==== Extrait du document ====

Hommage

 

 

 

 

 

par

 

 

 

 

 

 

MADELEINE

 

 

 

 

 

 

 

 

 

 

À Laure Conan.

 

 

« L’Oublié », cette œuvre émue de souvenirs anciens, de Laure Conan, vient d’être couronnée par l’Académie Française 1. La valeur littéraire de notre éminente romancière a donc été sanctionnée par le plus haut tribunal du monde. Cette nouvelle a été accueillie avec une joie douce par celle qui, jadis, toute jeune alors, regardait, avec de l’adoration plein les yeux, passer la silhouette grave de la grande Canadienne. Dans ce regard il y avait presqu’une prière. Laure Conan l’a-t-elle comprise et, dans une caresse sur les boucles rebelles de la fillette d’antan, a-t-elle laissé tomber les toutes petites miettes de son immense talent ?

Par une aspiration infinie dont le désir repose dans le coin encore fermé d’une petite âme, toute mon affection, faite de respect et d’admiration indéfinie, s’en allait sur les pas de Laure Conan, alors que fillette, j’habitais le même coin de pays.

Laure Conan est une pieuse ; tous les matins d’été elle quitte sa villa fleurie pour l’église du village où elle entend la messe. J’aimais à me blottir dans un banc voisin pour la regarder gravement priante ; il me semblait, dans ma naïve croyance, que le bon Dieu devait être bien content d’être prié par elle. Mon imagination, dans de subites ferveurs, s’envolait vers des sommets où tout était d’un confus sublime...

==== Données présentées ====

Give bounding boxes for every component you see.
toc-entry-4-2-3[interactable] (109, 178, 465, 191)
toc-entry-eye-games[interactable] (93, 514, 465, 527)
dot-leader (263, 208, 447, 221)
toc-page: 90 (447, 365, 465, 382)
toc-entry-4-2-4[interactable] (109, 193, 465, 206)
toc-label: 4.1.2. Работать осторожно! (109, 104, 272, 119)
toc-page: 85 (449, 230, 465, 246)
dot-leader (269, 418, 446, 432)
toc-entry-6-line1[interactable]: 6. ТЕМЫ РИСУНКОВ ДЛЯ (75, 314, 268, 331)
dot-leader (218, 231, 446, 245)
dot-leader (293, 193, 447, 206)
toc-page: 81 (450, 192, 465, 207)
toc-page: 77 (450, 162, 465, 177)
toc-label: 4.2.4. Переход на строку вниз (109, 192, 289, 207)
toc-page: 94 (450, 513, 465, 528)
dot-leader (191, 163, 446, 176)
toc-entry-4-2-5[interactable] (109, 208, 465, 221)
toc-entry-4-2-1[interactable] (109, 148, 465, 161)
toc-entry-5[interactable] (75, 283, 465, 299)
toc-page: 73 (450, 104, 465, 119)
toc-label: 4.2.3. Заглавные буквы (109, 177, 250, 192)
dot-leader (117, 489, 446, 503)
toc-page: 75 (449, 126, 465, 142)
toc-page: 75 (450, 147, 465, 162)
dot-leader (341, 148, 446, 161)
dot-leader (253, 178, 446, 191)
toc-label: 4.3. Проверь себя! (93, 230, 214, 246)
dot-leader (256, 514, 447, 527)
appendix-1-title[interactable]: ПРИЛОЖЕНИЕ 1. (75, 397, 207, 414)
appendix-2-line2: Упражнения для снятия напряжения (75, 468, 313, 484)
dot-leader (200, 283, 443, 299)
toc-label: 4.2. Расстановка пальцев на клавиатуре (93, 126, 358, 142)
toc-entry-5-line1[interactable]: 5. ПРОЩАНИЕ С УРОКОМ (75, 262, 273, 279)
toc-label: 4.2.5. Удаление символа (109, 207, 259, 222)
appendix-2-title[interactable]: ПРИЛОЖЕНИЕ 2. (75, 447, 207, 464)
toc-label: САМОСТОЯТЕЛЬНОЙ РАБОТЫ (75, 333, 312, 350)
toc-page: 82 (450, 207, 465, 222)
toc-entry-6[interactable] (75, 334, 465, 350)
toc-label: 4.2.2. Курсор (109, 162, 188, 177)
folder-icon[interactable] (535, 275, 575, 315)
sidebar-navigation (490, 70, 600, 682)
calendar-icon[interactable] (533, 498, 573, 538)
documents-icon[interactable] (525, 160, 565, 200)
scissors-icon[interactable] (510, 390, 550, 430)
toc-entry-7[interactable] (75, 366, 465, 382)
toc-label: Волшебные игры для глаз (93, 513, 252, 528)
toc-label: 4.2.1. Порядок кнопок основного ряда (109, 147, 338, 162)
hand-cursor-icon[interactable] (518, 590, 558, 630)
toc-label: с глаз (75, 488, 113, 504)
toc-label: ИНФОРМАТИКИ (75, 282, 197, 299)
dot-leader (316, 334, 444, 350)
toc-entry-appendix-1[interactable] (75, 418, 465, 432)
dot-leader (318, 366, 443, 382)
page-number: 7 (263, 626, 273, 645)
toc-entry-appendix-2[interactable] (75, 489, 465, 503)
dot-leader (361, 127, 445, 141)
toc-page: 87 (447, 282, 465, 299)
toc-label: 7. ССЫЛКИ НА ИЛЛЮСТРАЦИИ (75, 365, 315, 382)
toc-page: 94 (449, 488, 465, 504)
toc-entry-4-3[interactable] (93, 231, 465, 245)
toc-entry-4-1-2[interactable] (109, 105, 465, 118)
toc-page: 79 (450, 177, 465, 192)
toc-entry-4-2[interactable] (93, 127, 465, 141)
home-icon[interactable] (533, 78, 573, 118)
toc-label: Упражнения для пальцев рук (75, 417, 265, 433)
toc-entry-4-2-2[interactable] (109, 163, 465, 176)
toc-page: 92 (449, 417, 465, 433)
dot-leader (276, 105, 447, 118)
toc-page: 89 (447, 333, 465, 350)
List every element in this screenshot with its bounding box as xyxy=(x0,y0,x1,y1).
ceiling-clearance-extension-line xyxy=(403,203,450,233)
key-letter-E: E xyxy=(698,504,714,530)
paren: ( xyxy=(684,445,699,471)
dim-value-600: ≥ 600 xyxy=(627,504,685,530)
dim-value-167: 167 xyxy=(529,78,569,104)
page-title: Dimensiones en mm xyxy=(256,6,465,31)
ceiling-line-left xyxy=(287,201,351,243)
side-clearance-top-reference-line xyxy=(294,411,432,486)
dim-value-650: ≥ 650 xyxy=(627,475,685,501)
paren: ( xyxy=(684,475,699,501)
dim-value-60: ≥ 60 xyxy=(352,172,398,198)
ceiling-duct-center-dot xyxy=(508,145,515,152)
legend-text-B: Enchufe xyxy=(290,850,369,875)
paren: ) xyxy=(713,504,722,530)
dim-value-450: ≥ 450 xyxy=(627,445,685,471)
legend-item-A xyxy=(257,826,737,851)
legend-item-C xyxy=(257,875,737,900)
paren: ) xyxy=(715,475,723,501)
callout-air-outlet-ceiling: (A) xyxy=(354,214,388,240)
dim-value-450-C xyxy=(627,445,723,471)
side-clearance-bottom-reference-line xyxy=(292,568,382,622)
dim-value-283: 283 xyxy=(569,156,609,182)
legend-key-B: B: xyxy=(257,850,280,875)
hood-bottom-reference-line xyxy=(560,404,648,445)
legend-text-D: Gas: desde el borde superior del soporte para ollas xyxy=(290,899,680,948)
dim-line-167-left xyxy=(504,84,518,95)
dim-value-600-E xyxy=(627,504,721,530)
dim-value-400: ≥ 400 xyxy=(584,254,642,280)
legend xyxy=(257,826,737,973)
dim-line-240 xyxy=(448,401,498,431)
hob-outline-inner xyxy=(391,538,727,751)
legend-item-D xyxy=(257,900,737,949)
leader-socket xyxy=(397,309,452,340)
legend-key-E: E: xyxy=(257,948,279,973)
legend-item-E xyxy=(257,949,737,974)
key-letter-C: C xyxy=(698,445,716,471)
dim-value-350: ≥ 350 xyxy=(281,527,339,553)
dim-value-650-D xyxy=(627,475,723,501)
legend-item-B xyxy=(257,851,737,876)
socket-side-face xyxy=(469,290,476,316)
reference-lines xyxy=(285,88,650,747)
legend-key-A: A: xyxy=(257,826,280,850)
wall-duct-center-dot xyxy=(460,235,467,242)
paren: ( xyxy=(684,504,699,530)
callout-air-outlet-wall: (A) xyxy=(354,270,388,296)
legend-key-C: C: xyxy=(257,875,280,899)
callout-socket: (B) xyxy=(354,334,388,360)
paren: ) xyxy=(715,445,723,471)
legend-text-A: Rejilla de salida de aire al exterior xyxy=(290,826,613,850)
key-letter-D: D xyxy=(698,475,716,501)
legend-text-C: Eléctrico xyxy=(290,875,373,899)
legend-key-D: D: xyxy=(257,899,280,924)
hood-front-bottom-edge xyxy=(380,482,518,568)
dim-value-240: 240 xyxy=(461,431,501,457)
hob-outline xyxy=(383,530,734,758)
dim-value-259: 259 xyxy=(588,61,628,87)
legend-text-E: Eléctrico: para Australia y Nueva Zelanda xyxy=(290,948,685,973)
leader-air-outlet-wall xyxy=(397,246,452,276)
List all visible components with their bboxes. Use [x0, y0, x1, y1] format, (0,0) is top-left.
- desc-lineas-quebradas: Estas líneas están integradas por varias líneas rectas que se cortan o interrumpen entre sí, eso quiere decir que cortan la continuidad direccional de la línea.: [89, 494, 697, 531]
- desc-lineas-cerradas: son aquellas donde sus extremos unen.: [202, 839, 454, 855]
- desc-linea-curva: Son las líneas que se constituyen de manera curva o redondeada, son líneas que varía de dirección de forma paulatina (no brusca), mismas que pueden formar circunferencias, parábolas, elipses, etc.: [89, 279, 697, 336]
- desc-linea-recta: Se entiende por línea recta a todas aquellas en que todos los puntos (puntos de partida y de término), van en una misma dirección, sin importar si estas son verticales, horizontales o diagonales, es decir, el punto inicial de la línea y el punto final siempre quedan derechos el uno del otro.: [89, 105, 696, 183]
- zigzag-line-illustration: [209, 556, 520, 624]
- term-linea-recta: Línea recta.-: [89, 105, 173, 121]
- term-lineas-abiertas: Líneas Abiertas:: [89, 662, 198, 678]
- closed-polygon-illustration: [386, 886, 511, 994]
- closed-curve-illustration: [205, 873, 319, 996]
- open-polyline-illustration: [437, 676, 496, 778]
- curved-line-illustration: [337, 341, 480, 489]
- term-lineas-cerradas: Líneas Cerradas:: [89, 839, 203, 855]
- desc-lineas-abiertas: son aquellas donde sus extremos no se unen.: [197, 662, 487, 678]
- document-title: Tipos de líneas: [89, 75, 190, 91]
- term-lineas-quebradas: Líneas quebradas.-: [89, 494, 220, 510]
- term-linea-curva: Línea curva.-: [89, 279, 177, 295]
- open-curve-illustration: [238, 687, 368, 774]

====

(Consigne)
Répondez aux questions suivantes à partir de l'hommage à Laure Conan :
1. Quelle œuvre de Laure Conan vient d'être couronnée par l'Académie française ?
2. À quelle époque de sa vie Madeleine habitait-elle le même coin de pays que Laure Conan ?
3. Où Laure Conan se rend-elle tous les matins d'été, et pour quoi faire ?

(Réponse)
1. « L'Oublié ».
2. Lorsqu'elle était fillette.
3. À l'église du village, pour y entendre la messe.